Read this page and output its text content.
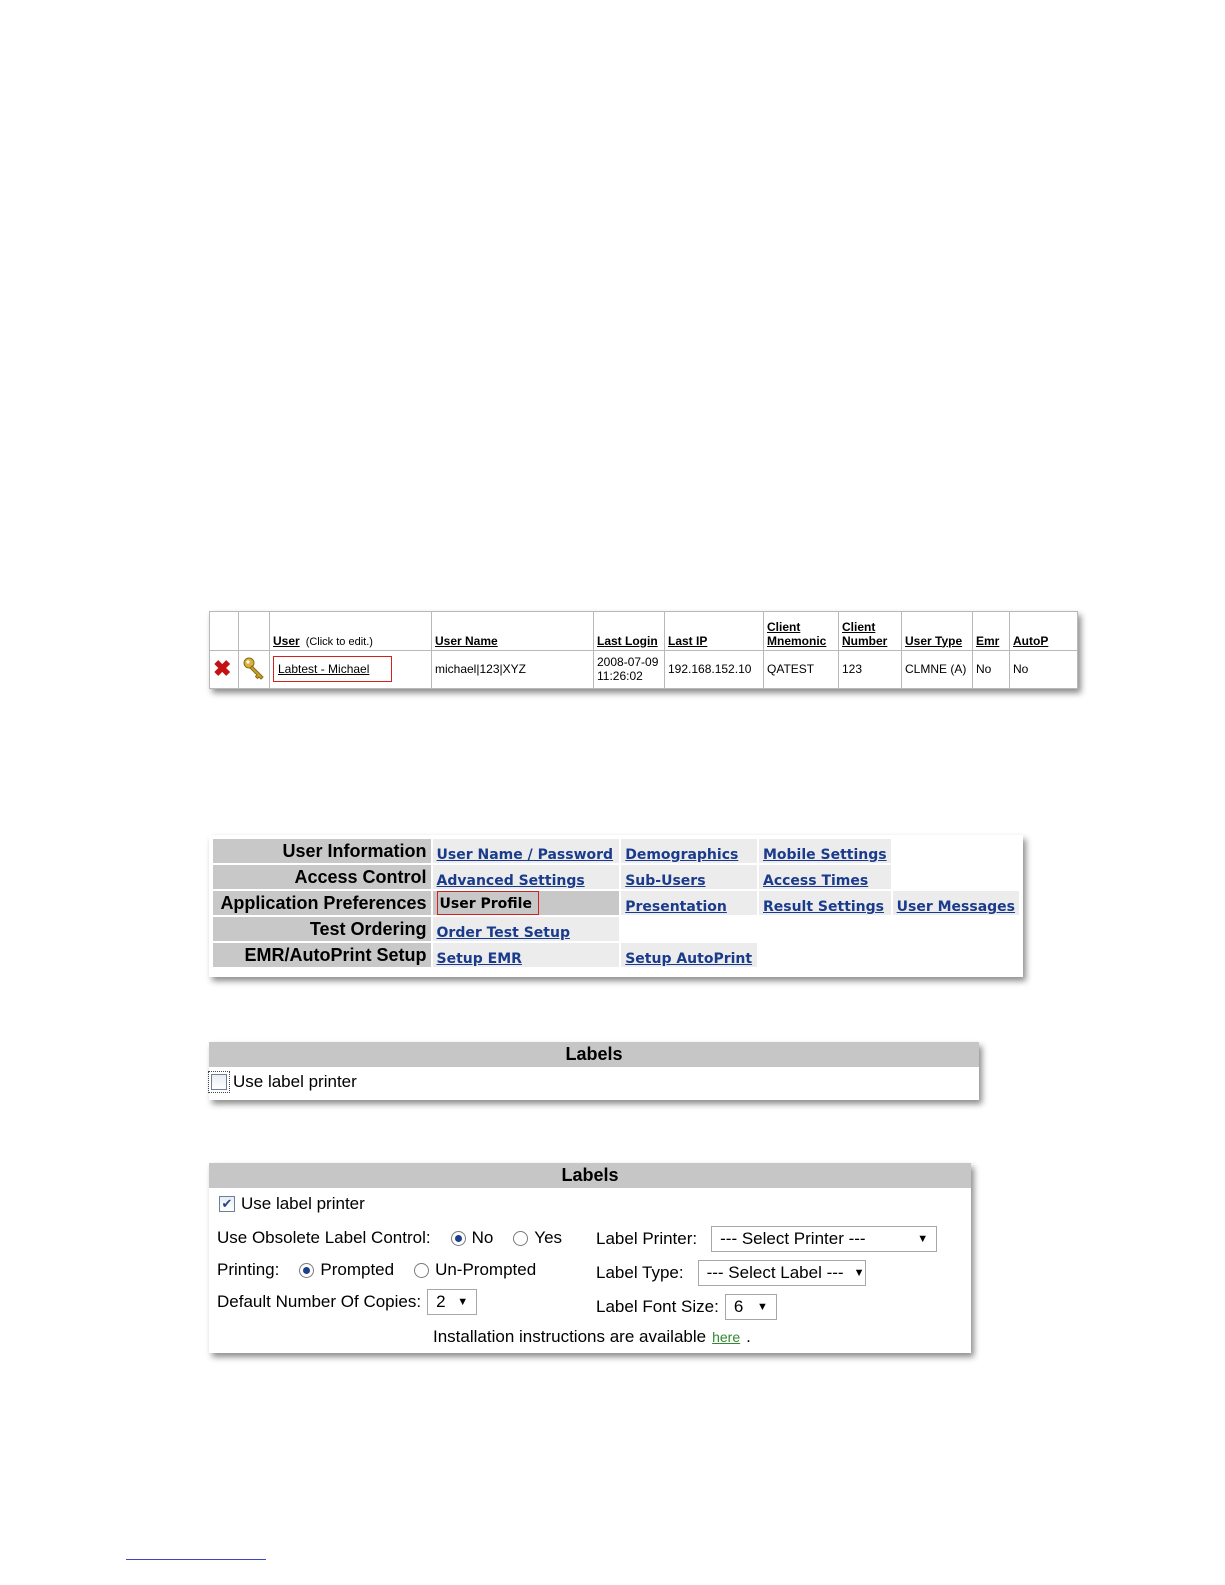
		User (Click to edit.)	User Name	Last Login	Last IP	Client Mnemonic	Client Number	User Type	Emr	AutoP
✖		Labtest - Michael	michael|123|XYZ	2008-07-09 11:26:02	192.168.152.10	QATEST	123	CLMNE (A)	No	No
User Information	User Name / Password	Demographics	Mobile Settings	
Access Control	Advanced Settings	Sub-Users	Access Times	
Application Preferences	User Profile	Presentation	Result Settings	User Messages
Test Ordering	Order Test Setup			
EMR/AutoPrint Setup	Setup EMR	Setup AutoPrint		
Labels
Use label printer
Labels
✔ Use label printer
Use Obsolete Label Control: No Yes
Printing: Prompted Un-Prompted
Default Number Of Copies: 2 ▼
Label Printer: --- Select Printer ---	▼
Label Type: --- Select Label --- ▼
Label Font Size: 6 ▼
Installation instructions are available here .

★ ★ ★ ★

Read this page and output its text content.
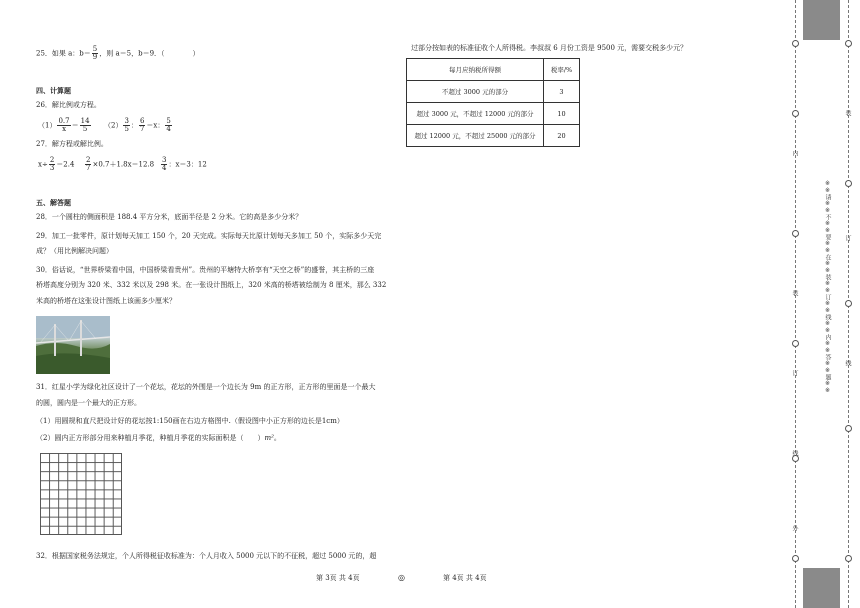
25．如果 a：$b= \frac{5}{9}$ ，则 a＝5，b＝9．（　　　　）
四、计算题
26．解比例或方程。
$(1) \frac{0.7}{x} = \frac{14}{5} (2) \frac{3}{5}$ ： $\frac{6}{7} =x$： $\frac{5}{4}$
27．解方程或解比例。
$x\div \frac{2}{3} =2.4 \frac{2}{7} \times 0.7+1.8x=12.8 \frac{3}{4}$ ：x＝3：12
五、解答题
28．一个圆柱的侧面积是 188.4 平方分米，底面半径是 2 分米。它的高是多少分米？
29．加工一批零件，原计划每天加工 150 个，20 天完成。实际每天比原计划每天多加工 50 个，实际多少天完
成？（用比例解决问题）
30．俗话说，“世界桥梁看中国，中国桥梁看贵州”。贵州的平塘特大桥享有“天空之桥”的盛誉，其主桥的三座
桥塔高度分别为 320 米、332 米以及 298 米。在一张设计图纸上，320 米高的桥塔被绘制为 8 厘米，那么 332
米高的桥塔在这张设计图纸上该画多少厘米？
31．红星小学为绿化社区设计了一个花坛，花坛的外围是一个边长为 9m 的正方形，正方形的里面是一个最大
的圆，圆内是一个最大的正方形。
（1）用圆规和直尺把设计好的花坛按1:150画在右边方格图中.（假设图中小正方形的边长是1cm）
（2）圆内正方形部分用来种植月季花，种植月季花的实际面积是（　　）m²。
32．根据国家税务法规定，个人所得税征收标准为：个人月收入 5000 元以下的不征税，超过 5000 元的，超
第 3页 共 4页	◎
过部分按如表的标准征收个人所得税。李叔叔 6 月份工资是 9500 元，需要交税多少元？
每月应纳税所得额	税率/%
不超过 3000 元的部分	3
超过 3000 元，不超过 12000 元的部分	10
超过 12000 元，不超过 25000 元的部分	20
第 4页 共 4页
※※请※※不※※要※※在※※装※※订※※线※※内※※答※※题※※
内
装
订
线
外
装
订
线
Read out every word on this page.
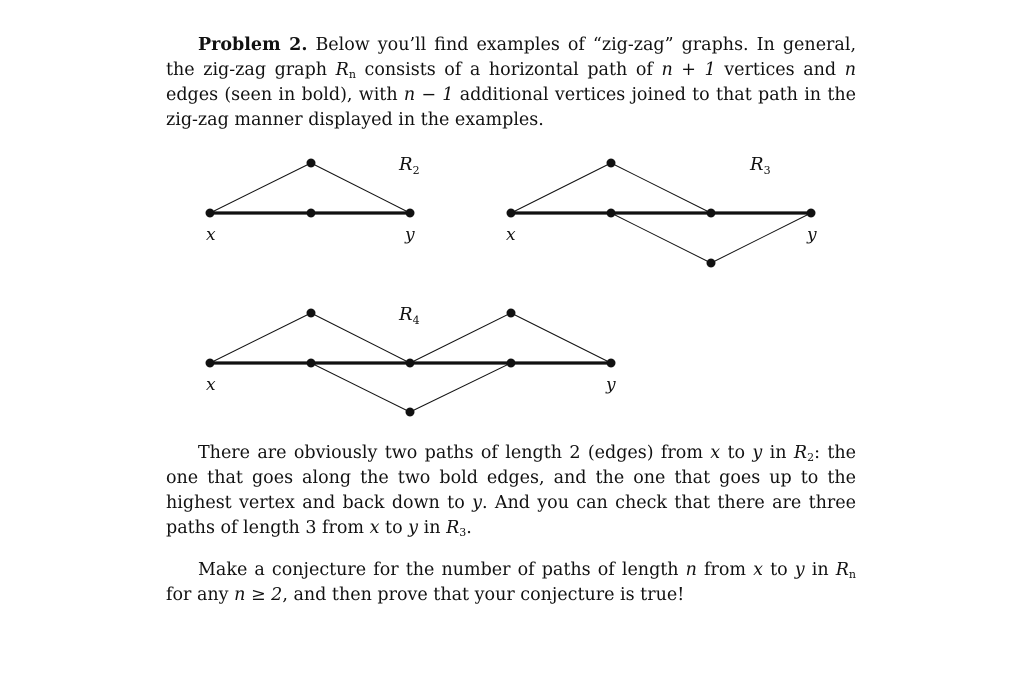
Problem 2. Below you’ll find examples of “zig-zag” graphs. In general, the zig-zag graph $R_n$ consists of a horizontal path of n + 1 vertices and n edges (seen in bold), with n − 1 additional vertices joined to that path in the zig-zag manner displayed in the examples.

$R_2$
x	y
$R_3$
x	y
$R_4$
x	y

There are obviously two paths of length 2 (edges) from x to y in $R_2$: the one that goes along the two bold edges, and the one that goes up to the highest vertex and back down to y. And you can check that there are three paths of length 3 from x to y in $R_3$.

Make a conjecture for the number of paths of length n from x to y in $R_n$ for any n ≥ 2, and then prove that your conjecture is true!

★ ★ ★ ★

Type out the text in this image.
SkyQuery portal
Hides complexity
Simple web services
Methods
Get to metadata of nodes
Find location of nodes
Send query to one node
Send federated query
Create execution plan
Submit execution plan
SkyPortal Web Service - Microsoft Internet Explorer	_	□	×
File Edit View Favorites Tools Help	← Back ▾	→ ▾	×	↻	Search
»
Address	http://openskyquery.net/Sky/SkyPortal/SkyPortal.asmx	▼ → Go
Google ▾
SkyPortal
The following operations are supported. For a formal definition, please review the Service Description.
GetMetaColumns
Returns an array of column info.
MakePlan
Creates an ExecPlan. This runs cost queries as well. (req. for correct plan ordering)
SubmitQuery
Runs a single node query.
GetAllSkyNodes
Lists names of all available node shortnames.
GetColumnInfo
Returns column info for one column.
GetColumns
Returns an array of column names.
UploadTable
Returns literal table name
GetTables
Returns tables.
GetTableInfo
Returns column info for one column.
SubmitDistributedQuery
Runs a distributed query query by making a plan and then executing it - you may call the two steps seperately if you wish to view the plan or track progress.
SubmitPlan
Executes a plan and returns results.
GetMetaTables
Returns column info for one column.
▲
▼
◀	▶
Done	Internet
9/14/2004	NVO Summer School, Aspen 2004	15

★ ★ ★ ★

### STATED EXERCISE
List every line above that holds the word "edges".

### FULL ANSWER
Problem 2. Below you’ll find examples of “zig-zag” graphs. In general, the zig-zag graph $R_n$ consists of a horizontal path of n + 1 vertices and n edges (seen in bold), with n − 1 additional vertices joined to that path in the zig-zag manner displayed in the examples.
There are obviously two paths of length 2 (edges) from x to y in $R_2$: the one that goes along the two bold edges, and the one that goes up to the highest vertex and back down to y. And you can check that there are three paths of length 3 from x to y in $R_3$.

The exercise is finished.